Could you copy every line from the material below in which "What" appears?

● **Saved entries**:
┌────────

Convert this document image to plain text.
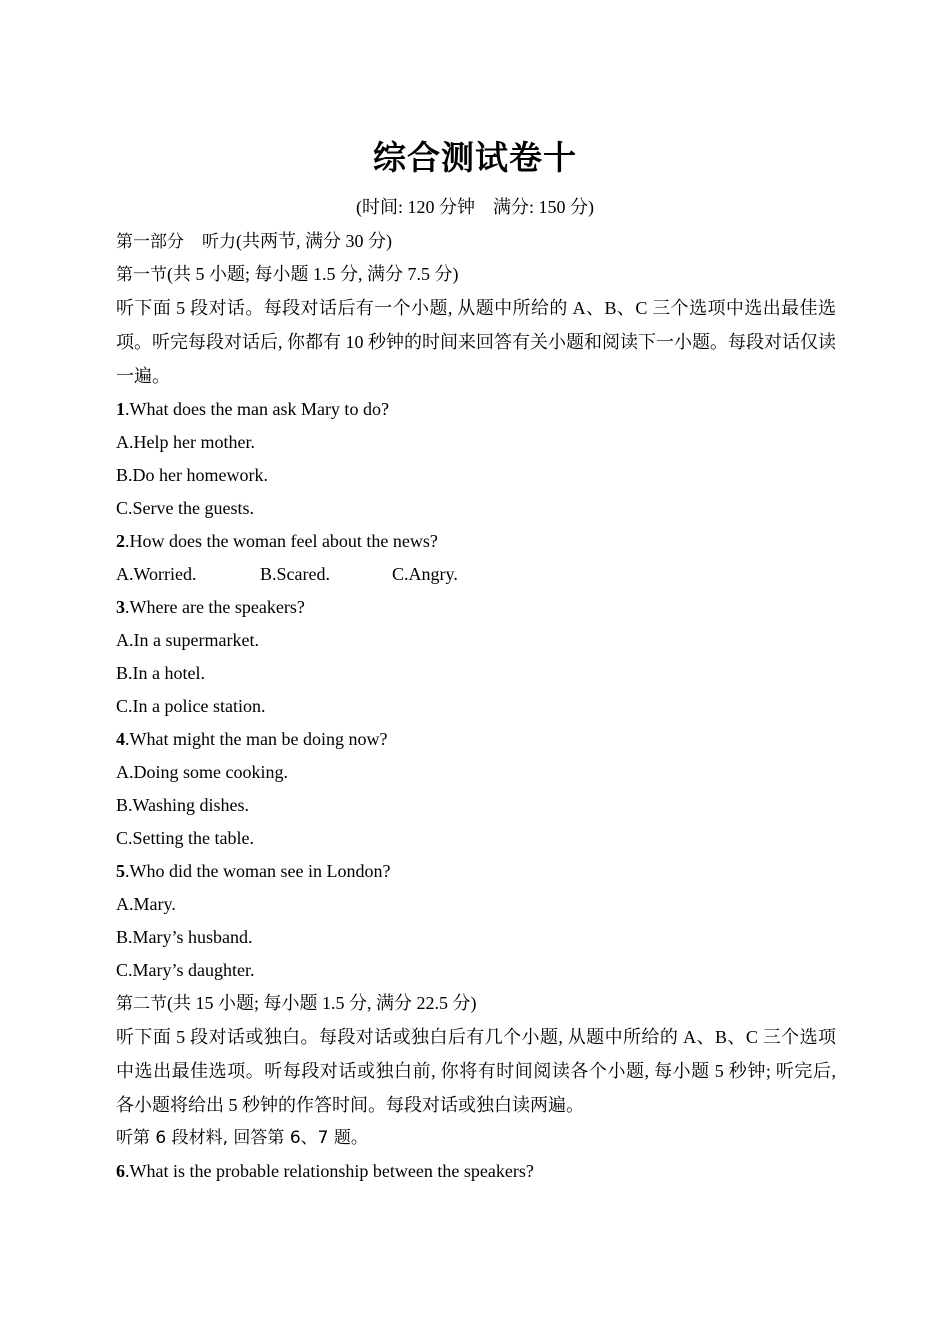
综合测试卷十
(时间: 120 分钟 满分: 150 分)
第一部分 听力(共两节, 满分 30 分)
第一节(共 5 小题; 每小题 1.5 分, 满分 7.5 分)
听下面 5 段对话。每段对话后有一个小题, 从题中所给的 A、B、C 三个选项中选出最佳选项。听完每段对话后, 你都有 10 秒钟的时间来回答有关小题和阅读下一小题。每段对话仅读一遍。
1.What does the man ask Mary to do?
A.Help her mother.
B.Do her homework.
C.Serve the guests.
2.How does the woman feel about the news?
A.Worried.	B.Scared.	C.Angry.
3.Where are the speakers?
A.In a supermarket.
B.In a hotel.
C.In a police station.
4.What might the man be doing now?
A.Doing some cooking.
B.Washing dishes.
C.Setting the table.
5.Who did the woman see in London?
A.Mary.
B.Mary’s husband.
C.Mary’s daughter.
第二节(共 15 小题; 每小题 1.5 分, 满分 22.5 分)
听下面 5 段对话或独白。每段对话或独白后有几个小题, 从题中所给的 A、B、C 三个选项中选出最佳选项。听每段对话或独白前, 你将有时间阅读各个小题, 每小题 5 秒钟; 听完后, 各小题将给出 5 秒钟的作答时间。每段对话或独白读两遍。
听第 6 段材料, 回答第 6、7 题。
6.What is the probable relationship between the speakers?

└────────

● **RESULT OF THE TASK**:
1.What does the man ask Mary to do?
4.What might the man be doing now?
6.What is the probable relationship between the speakers?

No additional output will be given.